Source data:
━━━━━━

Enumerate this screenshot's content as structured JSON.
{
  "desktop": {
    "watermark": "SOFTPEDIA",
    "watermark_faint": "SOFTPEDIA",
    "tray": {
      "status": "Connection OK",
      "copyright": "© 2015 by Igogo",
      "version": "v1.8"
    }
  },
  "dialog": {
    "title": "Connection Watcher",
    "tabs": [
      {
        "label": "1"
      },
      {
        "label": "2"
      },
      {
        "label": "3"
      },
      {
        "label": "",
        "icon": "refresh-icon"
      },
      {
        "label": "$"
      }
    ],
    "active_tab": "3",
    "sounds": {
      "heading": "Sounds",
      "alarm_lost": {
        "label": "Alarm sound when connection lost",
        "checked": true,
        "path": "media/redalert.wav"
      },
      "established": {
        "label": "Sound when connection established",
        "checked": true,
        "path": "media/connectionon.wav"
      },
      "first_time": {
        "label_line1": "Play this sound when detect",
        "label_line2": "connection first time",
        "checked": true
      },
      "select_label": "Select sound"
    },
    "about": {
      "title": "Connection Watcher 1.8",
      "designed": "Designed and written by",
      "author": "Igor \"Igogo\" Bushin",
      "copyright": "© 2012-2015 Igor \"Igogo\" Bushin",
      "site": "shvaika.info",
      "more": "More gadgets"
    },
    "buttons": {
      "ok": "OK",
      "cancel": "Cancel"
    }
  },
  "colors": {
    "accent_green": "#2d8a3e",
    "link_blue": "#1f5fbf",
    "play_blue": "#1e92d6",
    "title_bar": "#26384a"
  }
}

━━━━━━

## Objective
Would you reproduce all the entries exactly?

## The answer
Enumerate this screenshot's content as structured JSON.
{
  "desktop": {
    "watermark": "SOFTPEDIA",
    "watermark_faint": "SOFTPEDIA",
    "tray": {
      "status": "Connection OK",
      "copyright": "© 2015 by Igogo",
      "version": "v1.8"
    }
  },
  "dialog": {
    "title": "Connection Watcher",
    "tabs": [
      {
        "label": "1"
      },
      {
        "label": "2"
      },
      {
        "label": "3"
      },
      {
        "label": "",
        "icon": "refresh-icon"
      },
      {
        "label": "$"
      }
    ],
    "active_tab": "3",
    "sounds": {
      "heading": "Sounds",
      "alarm_lost": {
        "label": "Alarm sound when connection lost",
        "checked": true,
        "path": "media/redalert.wav"
      },
      "established": {
        "label": "Sound when connection established",
        "checked": true,
        "path": "media/connectionon.wav"
      },
      "first_time": {
        "label_line1": "Play this sound when detect",
        "label_line2": "connection first time",
        "checked": true
      },
      "select_label": "Select sound"
    },
    "about": {
      "title": "Connection Watcher 1.8",
      "designed": "Designed and written by",
      "author": "Igor \"Igogo\" Bushin",
      "copyright": "© 2012-2015 Igor \"Igogo\" Bushin",
      "site": "shvaika.info",
      "more": "More gadgets"
    },
    "buttons": {
      "ok": "OK",
      "cancel": "Cancel"
    }
  },
  "colors": {
    "accent_green": "#2d8a3e",
    "link_blue": "#1f5fbf",
    "play_blue": "#1e92d6",
    "title_bar": "#26384a"
  }
}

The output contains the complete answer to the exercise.